▶ Exercise data

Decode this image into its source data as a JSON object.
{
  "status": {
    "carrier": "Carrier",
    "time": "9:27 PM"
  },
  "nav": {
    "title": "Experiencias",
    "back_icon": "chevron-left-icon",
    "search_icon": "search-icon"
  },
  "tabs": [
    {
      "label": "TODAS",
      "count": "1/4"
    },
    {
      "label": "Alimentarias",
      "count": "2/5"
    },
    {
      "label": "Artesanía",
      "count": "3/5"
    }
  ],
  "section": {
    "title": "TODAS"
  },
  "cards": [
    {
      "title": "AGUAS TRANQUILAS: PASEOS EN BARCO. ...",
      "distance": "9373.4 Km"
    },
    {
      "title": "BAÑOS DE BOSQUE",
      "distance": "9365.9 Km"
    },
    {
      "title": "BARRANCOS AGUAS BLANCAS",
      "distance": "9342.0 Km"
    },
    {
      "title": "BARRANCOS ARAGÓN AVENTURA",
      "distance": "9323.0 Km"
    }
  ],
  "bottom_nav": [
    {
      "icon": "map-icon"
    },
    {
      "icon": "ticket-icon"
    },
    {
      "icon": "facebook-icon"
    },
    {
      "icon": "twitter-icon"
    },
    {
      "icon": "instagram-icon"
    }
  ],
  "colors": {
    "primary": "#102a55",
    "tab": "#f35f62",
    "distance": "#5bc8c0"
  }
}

▶ Aim of the exercise
Search the data for the word "title" and copy each line where it appears.

▶ Response for this exercise
    "title": "Experiencias",
    "title": "TODAS"
      "title": "AGUAS TRANQUILAS: PASEOS EN BARCO. ...",
      "title": "BAÑOS DE BOSQUE",
      "title": "BARRANCOS AGUAS BLANCAS",
      "title": "BARRANCOS ARAGÓN AVENTURA",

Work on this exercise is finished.